What is required: Copy every line of the listing below without changing a character, and leave out the picture lines.

++++++

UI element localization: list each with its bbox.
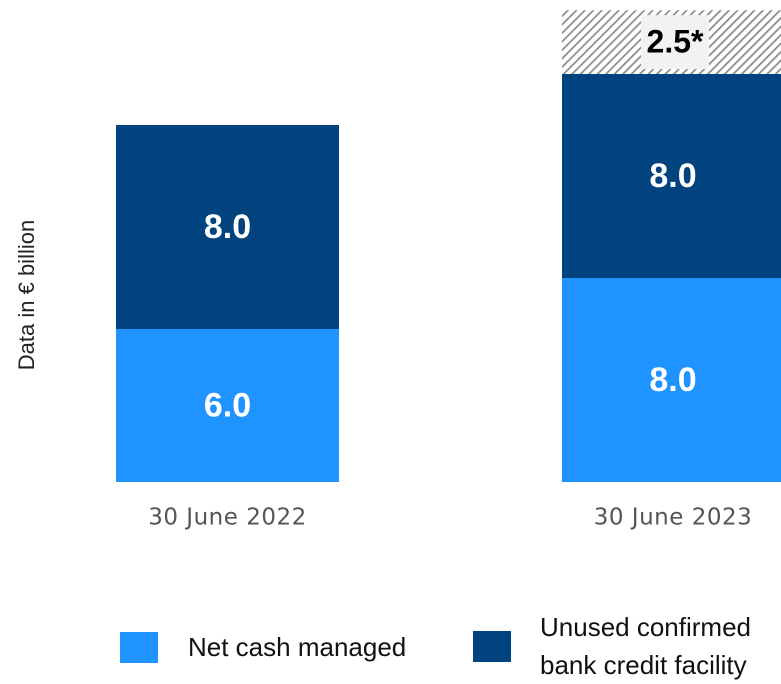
bar-segment: [562, 278, 781, 482]
bar-segment: [116, 125, 339, 329]
y-axis-label: Data in € billion: [14, 220, 39, 370]
bar-segment: [116, 329, 339, 482]
value-label: 2.5*: [647, 24, 704, 60]
legend-label: Net cash managed: [188, 632, 407, 662]
legend-swatch: [473, 630, 511, 662]
legend-swatch: [120, 631, 158, 663]
value-label: 6.0: [204, 386, 251, 424]
value-label: 8.0: [649, 157, 696, 195]
legend-item: Unused confirmed bank credit facility: [473, 608, 773, 684]
value-label: 8.0: [649, 361, 696, 399]
x-tick-label: 30 June 2022: [148, 505, 307, 531]
x-tick-label: 30 June 2023: [594, 505, 753, 531]
legend-item: Net cash managed: [120, 628, 440, 666]
label-box: [641, 15, 709, 70]
legend-label: Unused confirmed bank credit facility: [540, 612, 751, 680]
bar-segment: [562, 74, 781, 278]
value-label: 8.0: [204, 208, 251, 246]
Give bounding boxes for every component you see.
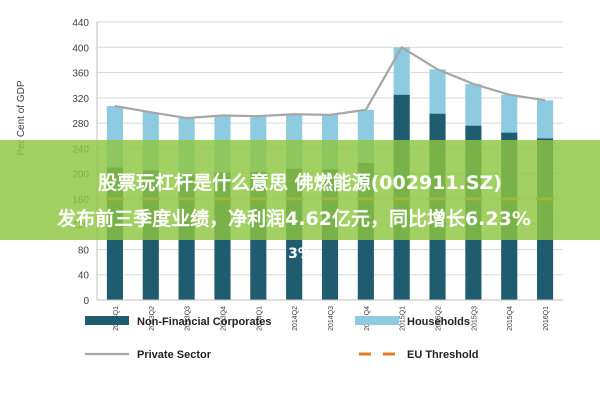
- x-tick-label: 2014Q3: [328, 306, 335, 331]
- legend-label: EU Threshold: [407, 349, 479, 361]
- legend-label: Private Sector: [137, 349, 212, 361]
- bar-households: [393, 47, 410, 95]
- line-private-sector: [114, 45, 546, 120]
- x-tick-label: 2015Q4: [507, 306, 514, 331]
- legend-swatch-households: [355, 316, 399, 325]
- x-tick-label: 2013Q4: [220, 306, 227, 331]
- x-tick-label: 2015Q3: [471, 306, 478, 331]
- banner-line-3: 3%: [288, 246, 312, 262]
- y-tick-label: 80: [78, 245, 90, 256]
- x-tick-label: 2014Q1: [256, 306, 263, 331]
- y-tick-label: 440: [72, 18, 89, 29]
- bar-households: [429, 69, 446, 114]
- y-tick-label: 320: [72, 94, 89, 105]
- legend-swatch-non-financial-corporates: [85, 316, 129, 325]
- banner-line-2: 发布前三季度业绩，净利润4.62亿元，同比增长6.23%: [57, 208, 531, 230]
- legend: Non-Financial Corporates Households Privat…: [85, 316, 479, 361]
- bar-households: [537, 100, 554, 139]
- legend-label: Households: [407, 316, 470, 328]
- y-axis-label: Per Cent of GDP: [16, 80, 27, 155]
- bar-households: [501, 94, 518, 133]
- x-tick-label: 2013Q3: [185, 306, 192, 331]
- x-tick-label: 2014Q2: [292, 306, 299, 331]
- y-tick-label: 400: [72, 43, 89, 54]
- y-tick-label: 0: [83, 296, 89, 307]
- overlay-banner: [0, 140, 600, 240]
- bar-households: [465, 83, 482, 126]
- banner-line-1: 股票玩杠杆是什么意思 佛燃能源(002911.SZ): [98, 172, 502, 194]
- x-tick-label: 2013Q2: [149, 306, 156, 331]
- x-tick-label: 2015Q1: [400, 306, 407, 331]
- y-tick-label: 40: [78, 271, 90, 282]
- x-tick-label: 2016Q1: [543, 306, 550, 331]
- y-tick-label: 280: [72, 119, 89, 130]
- legend-label: Non-Financial Corporates: [137, 316, 271, 328]
- x-tick-label: 2015Q2: [436, 306, 443, 331]
- y-tick-label: 360: [72, 69, 89, 80]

++++++

Completed exercise:
UI element localization: list each with its bbox.
bar-segment: [562, 278, 781, 482]
bar-segment: [116, 125, 339, 329]
y-axis-label: Data in € billion: [14, 220, 39, 370]
bar-segment: [116, 329, 339, 482]
value-label: 2.5*: [647, 24, 704, 60]
legend-label: Net cash managed: [188, 632, 407, 662]
legend-swatch: [473, 630, 511, 662]
legend-swatch: [120, 631, 158, 663]
value-label: 6.0: [204, 386, 251, 424]
value-label: 8.0: [649, 157, 696, 195]
legend-item: Unused confirmed bank credit facility: [473, 608, 773, 684]
value-label: 8.0: [649, 361, 696, 399]
x-tick-label: 30 June 2022: [148, 505, 307, 531]
x-tick-label: 30 June 2023: [594, 505, 753, 531]
legend-item: Net cash managed: [120, 628, 440, 666]
label-box: [641, 15, 709, 70]
legend-label: Unused confirmed bank credit facility: [540, 612, 751, 680]
bar-segment: [562, 74, 781, 278]
value-label: 8.0: [204, 208, 251, 246]
Give bounding boxes for every component you see.
- x-tick-label: 2014Q3: [328, 306, 335, 331]
- legend-label: EU Threshold: [407, 349, 479, 361]
- legend-label: Private Sector: [137, 349, 212, 361]
- bar-households: [393, 47, 410, 95]
- line-private-sector: [114, 45, 546, 120]
- x-tick-label: 2015Q4: [507, 306, 514, 331]
- legend-swatch-households: [355, 316, 399, 325]
- x-tick-label: 2013Q4: [220, 306, 227, 331]
- x-tick-label: 2015Q3: [471, 306, 478, 331]
- banner-line-3: 3%: [288, 246, 312, 262]
- y-tick-label: 80: [78, 245, 90, 256]
- x-tick-label: 2014Q1: [256, 306, 263, 331]
- y-tick-label: 440: [72, 18, 89, 29]
- bar-households: [429, 69, 446, 114]
- y-tick-label: 320: [72, 94, 89, 105]
- legend-swatch-non-financial-corporates: [85, 316, 129, 325]
- banner-line-2: 发布前三季度业绩，净利润4.62亿元，同比增长6.23%: [57, 208, 531, 230]
- legend: Non-Financial Corporates Households Privat…: [85, 316, 479, 361]
- bar-households: [537, 100, 554, 139]
- legend-label: Households: [407, 316, 470, 328]
- y-axis-label: Per Cent of GDP: [16, 80, 27, 155]
- bar-households: [501, 94, 518, 133]
- x-tick-label: 2013Q3: [185, 306, 192, 331]
- x-tick-label: 2014Q2: [292, 306, 299, 331]
- y-tick-label: 400: [72, 43, 89, 54]
- y-tick-label: 0: [83, 296, 89, 307]
- overlay-banner: [0, 140, 600, 240]
- bar-households: [465, 83, 482, 126]
- banner-line-1: 股票玩杠杆是什么意思 佛燃能源(002911.SZ): [98, 172, 502, 194]
- x-tick-label: 2013Q2: [149, 306, 156, 331]
- x-tick-label: 2015Q1: [400, 306, 407, 331]
- y-tick-label: 40: [78, 271, 90, 282]
- x-tick-label: 2016Q1: [543, 306, 550, 331]
- y-tick-label: 280: [72, 119, 89, 130]
- legend-label: Non-Financial Corporates: [137, 316, 271, 328]
- x-tick-label: 2015Q2: [436, 306, 443, 331]
- y-tick-label: 360: [72, 69, 89, 80]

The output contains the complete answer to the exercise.